Problem
Gather every line of the entries that includes the word "SHEAR".

Records shown
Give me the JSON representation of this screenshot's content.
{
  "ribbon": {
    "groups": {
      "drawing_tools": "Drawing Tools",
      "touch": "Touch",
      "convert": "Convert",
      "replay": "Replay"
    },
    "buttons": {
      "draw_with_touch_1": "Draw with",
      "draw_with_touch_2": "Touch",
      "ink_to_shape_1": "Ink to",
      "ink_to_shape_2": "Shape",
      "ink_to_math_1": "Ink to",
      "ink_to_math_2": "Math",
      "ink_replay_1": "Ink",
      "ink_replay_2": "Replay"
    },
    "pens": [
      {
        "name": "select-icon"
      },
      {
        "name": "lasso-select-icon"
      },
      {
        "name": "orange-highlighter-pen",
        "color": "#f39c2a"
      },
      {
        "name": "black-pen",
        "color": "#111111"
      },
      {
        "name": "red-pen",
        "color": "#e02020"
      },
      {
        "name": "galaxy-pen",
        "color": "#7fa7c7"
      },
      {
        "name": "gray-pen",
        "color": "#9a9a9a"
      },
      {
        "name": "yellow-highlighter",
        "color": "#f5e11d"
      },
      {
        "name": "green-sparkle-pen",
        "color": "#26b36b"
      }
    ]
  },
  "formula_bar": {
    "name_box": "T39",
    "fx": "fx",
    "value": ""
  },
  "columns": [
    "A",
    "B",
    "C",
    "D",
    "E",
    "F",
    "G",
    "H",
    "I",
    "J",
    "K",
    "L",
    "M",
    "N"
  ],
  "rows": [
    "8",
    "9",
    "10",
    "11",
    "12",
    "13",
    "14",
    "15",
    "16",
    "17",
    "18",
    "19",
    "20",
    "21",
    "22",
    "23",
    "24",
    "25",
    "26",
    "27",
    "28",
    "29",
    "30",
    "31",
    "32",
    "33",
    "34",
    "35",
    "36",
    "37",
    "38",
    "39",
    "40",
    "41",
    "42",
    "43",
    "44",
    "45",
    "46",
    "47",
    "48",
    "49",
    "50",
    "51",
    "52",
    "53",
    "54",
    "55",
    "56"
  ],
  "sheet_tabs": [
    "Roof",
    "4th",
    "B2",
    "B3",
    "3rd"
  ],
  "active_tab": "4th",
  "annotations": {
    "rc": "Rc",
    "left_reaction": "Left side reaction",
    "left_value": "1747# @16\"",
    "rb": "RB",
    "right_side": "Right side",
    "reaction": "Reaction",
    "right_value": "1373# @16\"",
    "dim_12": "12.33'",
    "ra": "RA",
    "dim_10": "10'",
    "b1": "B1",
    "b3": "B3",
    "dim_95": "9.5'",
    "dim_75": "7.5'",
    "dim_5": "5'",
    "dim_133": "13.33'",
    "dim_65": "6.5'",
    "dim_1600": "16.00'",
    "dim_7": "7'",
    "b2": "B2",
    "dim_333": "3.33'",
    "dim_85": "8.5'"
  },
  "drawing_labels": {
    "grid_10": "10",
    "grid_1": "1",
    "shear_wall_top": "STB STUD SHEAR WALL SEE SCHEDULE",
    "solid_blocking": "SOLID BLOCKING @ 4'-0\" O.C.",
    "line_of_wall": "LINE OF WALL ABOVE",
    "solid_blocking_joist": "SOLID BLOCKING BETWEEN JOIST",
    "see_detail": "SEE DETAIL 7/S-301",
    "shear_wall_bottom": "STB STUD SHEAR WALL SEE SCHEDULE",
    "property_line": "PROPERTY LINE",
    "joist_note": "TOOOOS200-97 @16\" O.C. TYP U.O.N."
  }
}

Answer
    "shear_wall_top": "STB STUD SHEAR WALL SEE SCHEDULE",
    "shear_wall_bottom": "STB STUD SHEAR WALL SEE SCHEDULE",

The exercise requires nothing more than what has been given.